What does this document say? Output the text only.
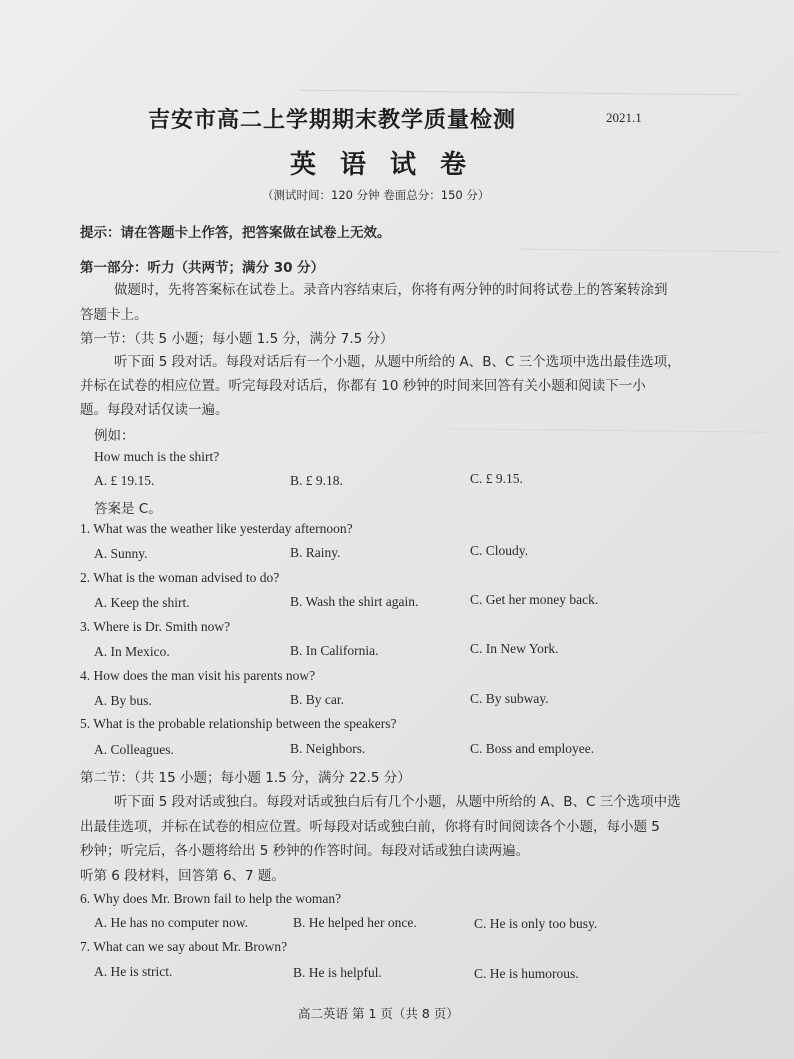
吉安市高二上学期期末教学质量检测	2021.1
英语试卷
（测试时间：120 分钟 卷面总分：150 分）
提示：请在答题卡上作答，把答案做在试卷上无效。
第一部分：听力（共两节；满分 30 分）
做题时，先将答案标在试卷上。录音内容结束后，你将有两分钟的时间将试卷上的答案转涂到
答题卡上。
第一节：（共 5 小题；每小题 1.5 分，满分 7.5 分）
听下面 5 段对话。每段对话后有一个小题，从题中所给的 A、B、C 三个选项中选出最佳选项，
并标在试卷的相应位置。听完每段对话后，你都有 10 秒钟的时间来回答有关小题和阅读下一小
题。每段对话仅读一遍。
例如：
How much is the shirt?
A. £ 19.15.	B. £ 9.18.	C. £ 9.15.
答案是 C。
1. What was the weather like yesterday afternoon?
A. Sunny.	B. Rainy.	C. Cloudy.
2. What is the woman advised to do?
A. Keep the shirt.	B. Wash the shirt again.	C. Get her money back.
3. Where is Dr. Smith now?
A. In Mexico.	B. In California.	C. In New York.
4. How does the man visit his parents now?
A. By bus.	B. By car.	C. By subway.
5. What is the probable relationship between the speakers?
A. Colleagues.	B. Neighbors.	C. Boss and employee.
第二节：（共 15 小题；每小题 1.5 分，满分 22.5 分）
听下面 5 段对话或独白。每段对话或独白后有几个小题，从题中所给的 A、B、C 三个选项中选
出最佳选项，并标在试卷的相应位置。听每段对话或独白前，你将有时间阅读各个小题，每小题 5
秒钟；听完后，各小题将给出 5 秒钟的作答时间。每段对话或独白读两遍。
听第 6 段材料，回答第 6、7 题。
6. Why does Mr. Brown fail to help the woman?
A. He has no computer now.	B. He helped her once.	C. He is only too busy.
7. What can we say about Mr. Brown?
A. He is strict.	B. He is helpful.	C. He is humorous.
高二英语 第 1 页（共 8 页）
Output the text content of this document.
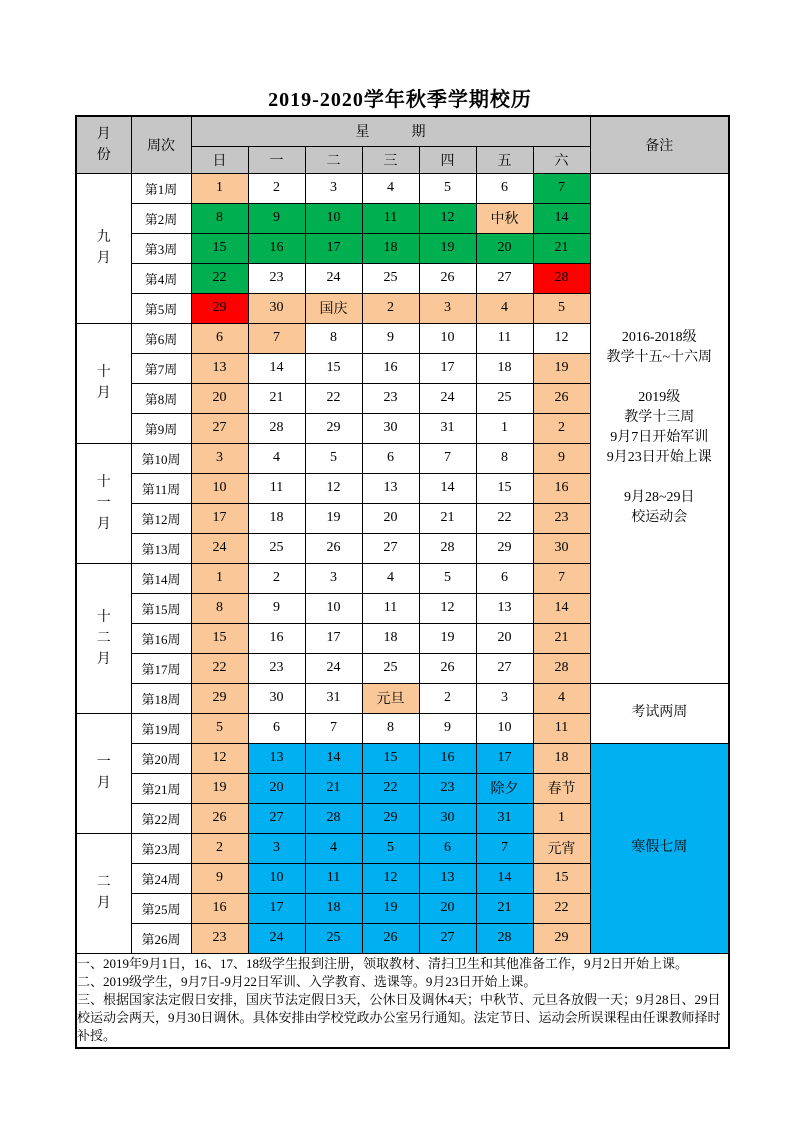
2019-2020学年秋季学期校历
月份	周次	星　　　期							备注
		日	一	二	三	四	五	六	

九月
	第1周	1	2	3	4	5	6	7	
2016-2018级
教学十五~十六周

2019级
教学十三周
9月7日开始军训
9月23日开始上课

9月28~29日
校运动会

	第2周	8	9	10	11	12	中秋	14	
	第3周	15	16	17	18	19	20	21	
	第4周	22	23	24	25	26	27	28	
	第5周	29	30	国庆	2	3	4	5	

十月	第6周	6	7	8	9	10	11	12	
	第7周	13	14	15	16	17	18	19	
	第8周	20	21	22	23	24	25	26	
	第9周	27	28	29	30	31	1	2	

十一月	第10周	3	4	5	6	7	8	9	
	第11周	10	11	12	13	14	15	16	
	第12周	17	18	19	20	21	22	23	
	第13周	24	25	26	27	28	29	30	

十二月	第14周	1	2	3	4	5	6	7	
	第15周	8	9	10	11	12	13	14	
	第16周	15	16	17	18	19	20	21	
	第17周	22	23	24	25	26	27	28	
	第18周	29	30	31	元旦	2	3	4	考试两周

一月	第19周	5	6	7	8	9	10	11	
	第20周	12	13	14	15	16	17	18	寒假七周

	第21周	19	20	21	22	23	除夕	春节	
	第22周	26	27	28	29	30	31	1	

二月	第23周	2	3	4	5	6	7	元宵	
	第24周	9	10	11	12	13	14	15	
	第25周	16	17	18	19	20	21	22	
	第26周	23	24	25	26	27	28	29	

一、2019年9月1日，16、17、18级学生报到注册，领取教材、清扫卫生和其他准备工作，9月2日开始上课。
二、2019级学生，9月7日-9月22日军训、入学教育、选课等。9月23日开始上课。
三、根据国家法定假日安排，国庆节法定假日3天，公休日及调休4天；中秋节、元旦各放假一天；9月28日、29日校运动会两天，9月30日调休。具体安排由学校党政办公室另行通知。法定节日、运动会所误课程由任课教师择时补授。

• • • • •

**Task to complete:** How many lines of these entries contain "woman"? Answer with the number and nothing else.

**Complete answer:** 2